■ **STATED GOAL**: Count how many lines in this material contain "taskReferenceName". The answer is that number alone.

**** SOURCE DATA ****

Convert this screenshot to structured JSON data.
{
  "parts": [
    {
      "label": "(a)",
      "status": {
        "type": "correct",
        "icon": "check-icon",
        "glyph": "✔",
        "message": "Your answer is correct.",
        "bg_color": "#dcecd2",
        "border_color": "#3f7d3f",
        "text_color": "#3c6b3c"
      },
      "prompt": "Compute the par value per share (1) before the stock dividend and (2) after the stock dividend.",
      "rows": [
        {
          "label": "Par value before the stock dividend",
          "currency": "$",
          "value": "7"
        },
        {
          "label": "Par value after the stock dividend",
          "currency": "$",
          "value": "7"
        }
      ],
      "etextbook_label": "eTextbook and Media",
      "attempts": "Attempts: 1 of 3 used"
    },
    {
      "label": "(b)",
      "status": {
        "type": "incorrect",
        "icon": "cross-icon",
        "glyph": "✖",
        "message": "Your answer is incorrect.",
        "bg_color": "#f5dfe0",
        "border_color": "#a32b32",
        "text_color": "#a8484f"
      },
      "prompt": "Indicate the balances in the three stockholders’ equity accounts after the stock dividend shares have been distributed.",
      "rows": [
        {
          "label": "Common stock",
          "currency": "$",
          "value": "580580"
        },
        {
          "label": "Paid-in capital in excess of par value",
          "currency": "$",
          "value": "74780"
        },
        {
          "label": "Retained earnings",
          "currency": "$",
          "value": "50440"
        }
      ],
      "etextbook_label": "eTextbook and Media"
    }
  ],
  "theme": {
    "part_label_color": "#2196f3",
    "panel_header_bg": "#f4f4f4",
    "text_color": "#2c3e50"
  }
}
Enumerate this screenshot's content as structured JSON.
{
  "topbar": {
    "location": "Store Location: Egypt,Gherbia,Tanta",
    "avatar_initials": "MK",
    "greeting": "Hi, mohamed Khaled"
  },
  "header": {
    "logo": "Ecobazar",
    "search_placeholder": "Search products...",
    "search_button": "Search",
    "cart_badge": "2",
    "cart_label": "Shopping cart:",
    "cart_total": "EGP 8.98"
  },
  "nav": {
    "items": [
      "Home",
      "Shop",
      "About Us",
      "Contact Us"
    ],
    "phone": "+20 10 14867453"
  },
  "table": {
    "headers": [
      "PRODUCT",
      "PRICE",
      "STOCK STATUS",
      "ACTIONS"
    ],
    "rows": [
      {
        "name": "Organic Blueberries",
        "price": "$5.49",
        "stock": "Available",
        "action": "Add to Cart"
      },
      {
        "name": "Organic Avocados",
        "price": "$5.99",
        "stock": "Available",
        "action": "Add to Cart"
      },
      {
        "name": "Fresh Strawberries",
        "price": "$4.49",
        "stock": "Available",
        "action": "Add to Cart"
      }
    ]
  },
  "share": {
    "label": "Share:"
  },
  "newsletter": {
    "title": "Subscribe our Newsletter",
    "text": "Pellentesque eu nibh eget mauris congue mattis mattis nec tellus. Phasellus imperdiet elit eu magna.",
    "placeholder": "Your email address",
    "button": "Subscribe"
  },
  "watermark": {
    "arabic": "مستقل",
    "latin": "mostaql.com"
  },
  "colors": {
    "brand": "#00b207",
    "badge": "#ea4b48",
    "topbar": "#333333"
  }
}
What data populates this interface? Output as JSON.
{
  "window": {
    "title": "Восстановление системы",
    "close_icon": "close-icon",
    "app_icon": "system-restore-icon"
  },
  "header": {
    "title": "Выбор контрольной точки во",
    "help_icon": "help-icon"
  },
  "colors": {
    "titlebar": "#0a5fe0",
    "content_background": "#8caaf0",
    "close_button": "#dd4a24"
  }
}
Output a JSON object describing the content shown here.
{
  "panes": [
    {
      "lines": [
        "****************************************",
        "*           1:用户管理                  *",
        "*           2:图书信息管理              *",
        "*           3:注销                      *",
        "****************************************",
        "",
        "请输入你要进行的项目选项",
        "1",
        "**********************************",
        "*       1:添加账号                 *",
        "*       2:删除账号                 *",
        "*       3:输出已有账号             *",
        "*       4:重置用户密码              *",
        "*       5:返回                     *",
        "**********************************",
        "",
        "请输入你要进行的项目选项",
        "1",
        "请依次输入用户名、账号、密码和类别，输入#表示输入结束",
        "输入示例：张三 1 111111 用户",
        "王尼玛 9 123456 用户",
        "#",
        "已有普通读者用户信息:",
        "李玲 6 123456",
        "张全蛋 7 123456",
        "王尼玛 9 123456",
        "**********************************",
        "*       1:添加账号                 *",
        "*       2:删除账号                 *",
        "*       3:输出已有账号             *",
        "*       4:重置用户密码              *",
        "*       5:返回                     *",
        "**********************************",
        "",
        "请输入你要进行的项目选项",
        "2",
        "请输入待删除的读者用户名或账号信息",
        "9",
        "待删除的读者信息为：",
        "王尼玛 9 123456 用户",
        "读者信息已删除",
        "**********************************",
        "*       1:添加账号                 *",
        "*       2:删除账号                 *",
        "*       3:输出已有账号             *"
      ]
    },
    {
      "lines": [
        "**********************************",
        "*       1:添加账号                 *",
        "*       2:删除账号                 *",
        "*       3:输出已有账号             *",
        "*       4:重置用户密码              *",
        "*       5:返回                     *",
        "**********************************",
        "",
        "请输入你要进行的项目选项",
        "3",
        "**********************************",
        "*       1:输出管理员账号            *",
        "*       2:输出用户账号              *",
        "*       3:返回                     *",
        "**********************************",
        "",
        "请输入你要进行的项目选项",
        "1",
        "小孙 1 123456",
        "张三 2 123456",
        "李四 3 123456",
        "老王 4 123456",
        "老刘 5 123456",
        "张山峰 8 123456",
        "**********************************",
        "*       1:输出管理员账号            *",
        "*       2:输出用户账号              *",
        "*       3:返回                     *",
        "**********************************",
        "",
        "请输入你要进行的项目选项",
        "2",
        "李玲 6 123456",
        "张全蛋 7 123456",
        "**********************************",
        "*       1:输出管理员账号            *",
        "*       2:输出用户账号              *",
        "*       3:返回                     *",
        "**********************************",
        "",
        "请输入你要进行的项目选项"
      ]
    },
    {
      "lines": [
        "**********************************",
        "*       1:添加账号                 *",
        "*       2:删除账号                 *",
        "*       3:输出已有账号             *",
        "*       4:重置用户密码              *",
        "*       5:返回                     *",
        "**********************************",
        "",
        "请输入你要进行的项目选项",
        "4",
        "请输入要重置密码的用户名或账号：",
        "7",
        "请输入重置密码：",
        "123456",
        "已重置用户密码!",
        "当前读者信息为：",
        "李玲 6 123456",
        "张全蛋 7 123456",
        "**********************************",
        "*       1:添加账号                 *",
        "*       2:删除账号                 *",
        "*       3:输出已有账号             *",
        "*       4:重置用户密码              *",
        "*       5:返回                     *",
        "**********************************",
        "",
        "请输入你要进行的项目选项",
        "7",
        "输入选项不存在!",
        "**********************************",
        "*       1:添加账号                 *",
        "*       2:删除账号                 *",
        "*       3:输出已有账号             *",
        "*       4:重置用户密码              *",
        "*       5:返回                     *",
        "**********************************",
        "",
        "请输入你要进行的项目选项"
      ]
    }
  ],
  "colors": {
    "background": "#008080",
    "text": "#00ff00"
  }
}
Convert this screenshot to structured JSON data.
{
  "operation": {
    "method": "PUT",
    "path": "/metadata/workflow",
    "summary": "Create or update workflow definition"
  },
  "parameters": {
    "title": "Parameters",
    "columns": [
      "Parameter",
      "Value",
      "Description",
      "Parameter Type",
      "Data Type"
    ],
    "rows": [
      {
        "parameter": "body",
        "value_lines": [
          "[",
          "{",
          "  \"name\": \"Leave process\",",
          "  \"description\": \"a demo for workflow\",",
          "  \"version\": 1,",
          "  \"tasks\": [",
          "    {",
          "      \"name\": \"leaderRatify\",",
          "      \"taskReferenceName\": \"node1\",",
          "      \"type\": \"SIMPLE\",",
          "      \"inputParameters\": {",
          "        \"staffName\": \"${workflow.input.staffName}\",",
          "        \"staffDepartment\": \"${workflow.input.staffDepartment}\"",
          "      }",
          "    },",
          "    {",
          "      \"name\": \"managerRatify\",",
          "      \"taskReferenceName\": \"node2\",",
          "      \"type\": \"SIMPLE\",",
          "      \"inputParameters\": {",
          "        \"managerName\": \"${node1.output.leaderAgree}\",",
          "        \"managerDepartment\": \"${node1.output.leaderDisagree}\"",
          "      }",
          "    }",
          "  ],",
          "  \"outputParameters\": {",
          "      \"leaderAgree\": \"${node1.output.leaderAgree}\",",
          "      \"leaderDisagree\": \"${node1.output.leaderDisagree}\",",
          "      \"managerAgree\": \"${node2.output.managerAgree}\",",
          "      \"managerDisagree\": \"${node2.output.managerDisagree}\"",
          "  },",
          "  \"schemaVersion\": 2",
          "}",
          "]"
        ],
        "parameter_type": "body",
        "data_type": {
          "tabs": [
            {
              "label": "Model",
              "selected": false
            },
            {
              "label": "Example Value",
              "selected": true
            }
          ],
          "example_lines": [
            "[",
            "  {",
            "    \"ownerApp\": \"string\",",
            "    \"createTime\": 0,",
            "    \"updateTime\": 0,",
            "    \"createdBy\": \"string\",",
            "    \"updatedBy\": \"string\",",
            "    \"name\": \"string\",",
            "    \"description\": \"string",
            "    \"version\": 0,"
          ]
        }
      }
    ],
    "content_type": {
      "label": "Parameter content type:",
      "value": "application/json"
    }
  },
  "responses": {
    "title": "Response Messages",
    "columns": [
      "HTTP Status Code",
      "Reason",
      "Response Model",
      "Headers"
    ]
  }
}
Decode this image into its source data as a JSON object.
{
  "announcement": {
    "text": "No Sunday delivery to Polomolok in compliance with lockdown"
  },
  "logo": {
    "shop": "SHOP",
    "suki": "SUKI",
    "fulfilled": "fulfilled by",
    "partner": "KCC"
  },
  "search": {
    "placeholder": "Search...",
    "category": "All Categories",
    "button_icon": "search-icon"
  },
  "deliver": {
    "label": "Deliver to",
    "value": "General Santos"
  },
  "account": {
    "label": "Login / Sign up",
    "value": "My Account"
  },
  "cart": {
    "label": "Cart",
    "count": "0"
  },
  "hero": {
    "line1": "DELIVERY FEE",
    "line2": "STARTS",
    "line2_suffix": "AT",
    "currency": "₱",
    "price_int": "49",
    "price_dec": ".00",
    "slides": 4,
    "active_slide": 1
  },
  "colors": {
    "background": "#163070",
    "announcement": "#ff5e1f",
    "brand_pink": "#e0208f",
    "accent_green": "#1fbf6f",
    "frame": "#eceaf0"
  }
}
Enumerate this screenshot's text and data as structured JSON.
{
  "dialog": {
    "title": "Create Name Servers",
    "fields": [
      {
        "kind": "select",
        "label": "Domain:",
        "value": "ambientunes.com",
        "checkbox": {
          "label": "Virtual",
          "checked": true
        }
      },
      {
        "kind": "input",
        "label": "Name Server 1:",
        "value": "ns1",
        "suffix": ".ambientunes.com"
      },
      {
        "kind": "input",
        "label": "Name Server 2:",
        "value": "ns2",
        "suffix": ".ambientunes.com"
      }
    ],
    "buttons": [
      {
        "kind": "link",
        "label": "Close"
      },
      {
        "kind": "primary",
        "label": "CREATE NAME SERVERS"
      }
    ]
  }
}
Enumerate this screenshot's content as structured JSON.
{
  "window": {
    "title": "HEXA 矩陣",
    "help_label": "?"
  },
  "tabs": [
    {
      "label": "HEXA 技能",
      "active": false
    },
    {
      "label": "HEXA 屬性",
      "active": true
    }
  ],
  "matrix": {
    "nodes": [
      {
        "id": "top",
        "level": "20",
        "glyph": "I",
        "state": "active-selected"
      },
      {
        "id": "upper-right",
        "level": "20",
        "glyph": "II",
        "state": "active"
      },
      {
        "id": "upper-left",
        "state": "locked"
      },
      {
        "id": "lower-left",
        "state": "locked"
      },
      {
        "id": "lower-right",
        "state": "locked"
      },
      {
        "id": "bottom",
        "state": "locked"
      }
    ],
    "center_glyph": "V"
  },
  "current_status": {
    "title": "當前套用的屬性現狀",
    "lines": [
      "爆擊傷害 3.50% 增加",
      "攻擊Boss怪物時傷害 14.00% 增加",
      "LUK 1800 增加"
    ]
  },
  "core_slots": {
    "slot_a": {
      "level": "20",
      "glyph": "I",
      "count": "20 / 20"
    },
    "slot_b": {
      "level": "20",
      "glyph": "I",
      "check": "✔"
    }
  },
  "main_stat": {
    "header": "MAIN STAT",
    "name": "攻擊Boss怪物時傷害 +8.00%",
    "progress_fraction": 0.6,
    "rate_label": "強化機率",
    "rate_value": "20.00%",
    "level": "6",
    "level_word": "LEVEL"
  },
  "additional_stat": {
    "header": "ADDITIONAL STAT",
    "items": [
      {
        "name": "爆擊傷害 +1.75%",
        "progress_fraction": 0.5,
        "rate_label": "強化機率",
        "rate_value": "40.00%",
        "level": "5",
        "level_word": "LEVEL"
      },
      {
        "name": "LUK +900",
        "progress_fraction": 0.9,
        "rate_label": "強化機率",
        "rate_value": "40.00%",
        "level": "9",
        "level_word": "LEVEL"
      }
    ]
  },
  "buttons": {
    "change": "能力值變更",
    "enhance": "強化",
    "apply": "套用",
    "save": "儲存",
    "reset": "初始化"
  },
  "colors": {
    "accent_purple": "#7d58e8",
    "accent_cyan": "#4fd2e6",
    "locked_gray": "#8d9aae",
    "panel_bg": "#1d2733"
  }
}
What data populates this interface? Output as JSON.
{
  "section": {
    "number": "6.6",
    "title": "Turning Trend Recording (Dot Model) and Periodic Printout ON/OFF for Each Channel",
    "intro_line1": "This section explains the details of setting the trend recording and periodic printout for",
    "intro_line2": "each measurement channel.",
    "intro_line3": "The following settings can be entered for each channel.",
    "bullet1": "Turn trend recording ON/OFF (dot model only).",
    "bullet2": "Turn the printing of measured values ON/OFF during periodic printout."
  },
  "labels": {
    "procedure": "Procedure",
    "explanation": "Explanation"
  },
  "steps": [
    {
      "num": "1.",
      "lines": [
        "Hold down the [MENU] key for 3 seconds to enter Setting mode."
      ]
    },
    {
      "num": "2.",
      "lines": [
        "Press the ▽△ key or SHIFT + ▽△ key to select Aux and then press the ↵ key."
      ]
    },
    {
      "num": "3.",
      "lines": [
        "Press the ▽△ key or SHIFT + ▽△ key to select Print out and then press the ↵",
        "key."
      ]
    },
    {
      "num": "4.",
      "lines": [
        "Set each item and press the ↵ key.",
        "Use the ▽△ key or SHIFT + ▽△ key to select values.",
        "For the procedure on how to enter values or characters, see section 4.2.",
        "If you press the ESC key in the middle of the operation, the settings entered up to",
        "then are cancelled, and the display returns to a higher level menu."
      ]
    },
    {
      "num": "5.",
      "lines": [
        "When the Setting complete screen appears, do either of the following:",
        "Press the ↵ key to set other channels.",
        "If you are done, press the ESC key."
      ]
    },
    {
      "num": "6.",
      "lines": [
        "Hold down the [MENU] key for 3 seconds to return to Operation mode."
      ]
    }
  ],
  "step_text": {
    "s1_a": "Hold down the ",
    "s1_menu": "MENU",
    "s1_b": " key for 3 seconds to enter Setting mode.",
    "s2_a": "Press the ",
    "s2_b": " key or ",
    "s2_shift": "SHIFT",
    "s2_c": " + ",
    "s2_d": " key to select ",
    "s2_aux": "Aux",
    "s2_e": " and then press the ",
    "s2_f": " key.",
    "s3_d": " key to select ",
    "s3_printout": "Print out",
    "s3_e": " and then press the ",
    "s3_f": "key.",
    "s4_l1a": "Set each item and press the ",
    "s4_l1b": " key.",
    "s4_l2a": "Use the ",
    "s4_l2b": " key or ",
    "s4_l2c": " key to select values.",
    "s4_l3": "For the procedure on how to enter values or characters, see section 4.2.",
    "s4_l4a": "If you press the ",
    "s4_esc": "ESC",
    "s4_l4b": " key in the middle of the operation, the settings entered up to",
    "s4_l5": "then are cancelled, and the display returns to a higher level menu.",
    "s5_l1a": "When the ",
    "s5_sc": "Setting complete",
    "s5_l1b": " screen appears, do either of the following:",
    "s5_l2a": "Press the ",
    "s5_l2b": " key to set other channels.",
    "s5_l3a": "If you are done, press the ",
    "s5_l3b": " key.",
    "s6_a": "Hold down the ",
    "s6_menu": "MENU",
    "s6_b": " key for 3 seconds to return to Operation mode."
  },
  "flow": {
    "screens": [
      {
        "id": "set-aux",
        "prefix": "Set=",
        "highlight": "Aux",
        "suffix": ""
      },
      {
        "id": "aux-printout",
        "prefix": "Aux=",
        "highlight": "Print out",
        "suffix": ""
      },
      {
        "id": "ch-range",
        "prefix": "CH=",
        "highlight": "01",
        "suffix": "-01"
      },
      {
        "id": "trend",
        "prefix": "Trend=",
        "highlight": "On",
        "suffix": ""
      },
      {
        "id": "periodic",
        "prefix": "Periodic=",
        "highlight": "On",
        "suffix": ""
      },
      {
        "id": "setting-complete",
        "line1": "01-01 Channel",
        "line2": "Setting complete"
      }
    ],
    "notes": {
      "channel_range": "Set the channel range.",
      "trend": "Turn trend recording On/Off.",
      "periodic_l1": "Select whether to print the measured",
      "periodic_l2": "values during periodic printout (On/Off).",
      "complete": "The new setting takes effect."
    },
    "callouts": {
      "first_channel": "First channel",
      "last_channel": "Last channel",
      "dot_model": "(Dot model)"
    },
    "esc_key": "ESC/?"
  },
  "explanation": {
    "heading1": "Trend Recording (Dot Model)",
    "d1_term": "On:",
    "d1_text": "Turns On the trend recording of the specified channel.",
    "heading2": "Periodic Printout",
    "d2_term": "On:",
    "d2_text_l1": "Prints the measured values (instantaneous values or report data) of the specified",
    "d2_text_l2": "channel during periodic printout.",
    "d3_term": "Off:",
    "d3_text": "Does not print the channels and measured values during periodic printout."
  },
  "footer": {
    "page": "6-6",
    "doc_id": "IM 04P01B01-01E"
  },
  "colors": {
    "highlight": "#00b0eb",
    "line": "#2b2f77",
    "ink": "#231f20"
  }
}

****

■ **ANSWER TO THIS TASK**: 2